§ Required task 1
In the forum thread about the hostapd init script, which version of openrc is the poster using?
━━━ Document text
# init script for hostapd[solved]

## Adel Ahmed

I'm trying to start hostap automatically on boot, So I wrote a simple init script:

localhost ~ # cat /etc/init.d/router 

#!/sbin/runscript

# Copyright 1999-2013 Gentoo Foundation

# Distributed under the terms of the GNU General Public License v2

# $Header: $

depend() {

	after xdm

}

start() {

	hostapd /etc/hostapd/hostapd.conf > /var/log/router.log 2>&1 &

	#/etc/init.d/iptables start

	ifconfig wlan0 192.168.0.1/24

}

stop() {

	echo bye

}

If I run this script manually, everything is fine, If I add the script to the default run level, hostapd is running, iwconfig show wlan0 is running in master mode, ifconfig show wlan0 has no IP and I cannot connect to this Access point

when I looked at /var/log/router.log (hostapd's output), i found this error:

handle probe req: send: resource temporarily unavailable

I want hostap to start automatically on boot, and then the IP should be assigned to that interface

I don't mind other approaches as long as the job gets done, I'm using gnome 2.32.1-r2, openrc 0.11.8

thanksLast edited by Adel Ahmed on Fri Dec 06, 2013 7:30 pm; edited 1 time in total

----------

## Christian99

why don't u use the hostapd script, that is already there?

----------

## Adel Ahmed

same result, a manual start works while the autostart yields the same result

EDIT: actually the wireless interface comes up briefly and is lost afterwards

I'll install rsyslog and start debugging

----------

## szatox

i bet it's the same issue

https://forums.gentoo.org/viewtopic-p-7451478.html#7451478

----------

## Adel Ahmed

nope 

I can't find any logs under /var/log, the only one that had any helpful info was /var/log/rc.log:

sometimes I get:

* Starting hostapd ...
━━━━━━
§ Required task 2
From the entries below, copy out the lines verbatim, starting at the line containing "x-tick-label: 0 (252, 527, 260, 541)" and ending at the line containing "plot-frame (255, 130, 649, 523)", with both of those lines included.
━━━ Given records
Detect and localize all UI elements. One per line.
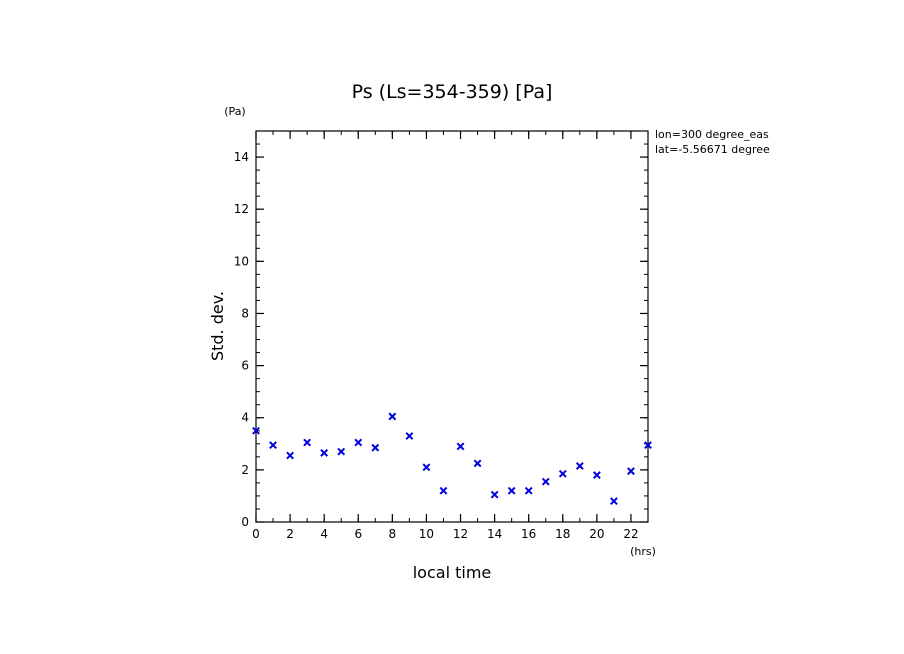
x-tick-label: 0 (252, 527, 260, 541)
marker-stroke (371, 443, 380, 452)
data-point (354, 438, 363, 447)
data-point (286, 451, 294, 460)
y-unit-label: (Pa) (224, 105, 245, 118)
x-unit-label: (hrs) (630, 545, 656, 558)
marker-stroke (541, 477, 550, 486)
marker-stroke (337, 447, 346, 456)
y-tick-label: 10 (234, 254, 249, 268)
marker-stroke (303, 438, 312, 447)
data-point (320, 449, 329, 457)
data-point (252, 426, 260, 435)
data-point (371, 443, 380, 452)
y-tick-label: 0 (241, 515, 249, 529)
x-axis-label: local time (413, 563, 492, 582)
plot-frame (255, 130, 649, 523)
x-tick-label: 14 (487, 527, 502, 541)
marker-stroke (405, 432, 414, 440)
data-point (644, 441, 652, 450)
data-point (524, 486, 533, 495)
y-tick-label: 12 (234, 202, 249, 216)
data-point (405, 432, 414, 440)
y-tick-label: 14 (234, 150, 249, 164)
x-tick-label: 8 (389, 527, 397, 541)
marker-stroke (644, 441, 652, 450)
marker-stroke (354, 438, 363, 447)
x-tick-label: 16 (521, 527, 536, 541)
marker-stroke (507, 486, 516, 495)
data-point (627, 467, 635, 476)
data-points (252, 412, 652, 506)
marker-stroke (524, 486, 533, 495)
data-point (592, 471, 601, 479)
y-tick-label: 6 (241, 359, 249, 373)
axis-ticks: 0 2 4 6 8 10 12 14 16 18 20 22 0 2 4 6 8 10 12 14 (234, 130, 649, 541)
marker-stroke (439, 486, 448, 495)
data-point (388, 412, 397, 421)
x-tick-label: 6 (354, 527, 362, 541)
marker-stroke (592, 471, 601, 479)
marker-stroke (286, 451, 294, 460)
marker-stroke (610, 497, 618, 506)
x-tick-label: 20 (589, 527, 604, 541)
marker-stroke (490, 490, 499, 499)
y-tick-label: 4 (241, 411, 249, 425)
y-tick-label: 8 (241, 306, 249, 320)
annotation-lon: lon=300 degree_eas (655, 128, 769, 141)
data-point (610, 497, 618, 506)
marker-stroke (627, 467, 635, 476)
data-point (490, 490, 499, 499)
x-tick-label: 2 (286, 527, 294, 541)
y-axis-label: Std. dev. (208, 291, 227, 361)
marker-stroke (473, 459, 482, 468)
annotation-lat: lat=-5.56671 degree (655, 143, 770, 156)
data-point (269, 441, 277, 450)
data-point (541, 477, 550, 486)
x-tick-label: 22 (623, 527, 638, 541)
x-tick-label: 12 (453, 527, 468, 541)
data-point (473, 459, 482, 468)
data-point (303, 438, 312, 447)
data-point (507, 486, 516, 495)
marker-stroke (575, 462, 584, 470)
x-tick-label: 4 (320, 527, 328, 541)
data-point (456, 442, 465, 451)
data-point (337, 447, 346, 456)
data-point (575, 462, 584, 470)
x-tick-label: 18 (555, 527, 570, 541)
data-point (439, 486, 448, 495)
marker-stroke (269, 441, 277, 450)
data-point (422, 463, 431, 472)
marker-stroke (558, 469, 567, 478)
data-point (558, 469, 567, 478)
x-tick-label: 10 (419, 527, 434, 541)
marker-stroke (388, 412, 397, 421)
marker-stroke (252, 426, 260, 435)
marker-stroke (320, 449, 329, 457)
marker-stroke (456, 442, 465, 451)
chart-title: Ps (Ls=354-359) [Pa] (352, 81, 553, 103)
y-tick-label: 2 (241, 463, 249, 477)
marker-stroke (422, 463, 431, 472)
━━━━━━
§ Correct output 1
openrc 0.11.8

§ Correct output 2
x-tick-label: 0 (252, 527, 260, 541)
marker-stroke (371, 443, 380, 452)
data-point (354, 438, 363, 447)
data-point (286, 451, 294, 460)
y-unit-label: (Pa) (224, 105, 245, 118)
x-unit-label: (hrs) (630, 545, 656, 558)
marker-stroke (541, 477, 550, 486)
marker-stroke (337, 447, 346, 456)
y-tick-label: 10 (234, 254, 249, 268)
marker-stroke (303, 438, 312, 447)
data-point (320, 449, 329, 457)
data-point (252, 426, 260, 435)
data-point (371, 443, 380, 452)
y-tick-label: 0 (241, 515, 249, 529)
x-axis-label: local time (413, 563, 492, 582)
plot-frame (255, 130, 649, 523)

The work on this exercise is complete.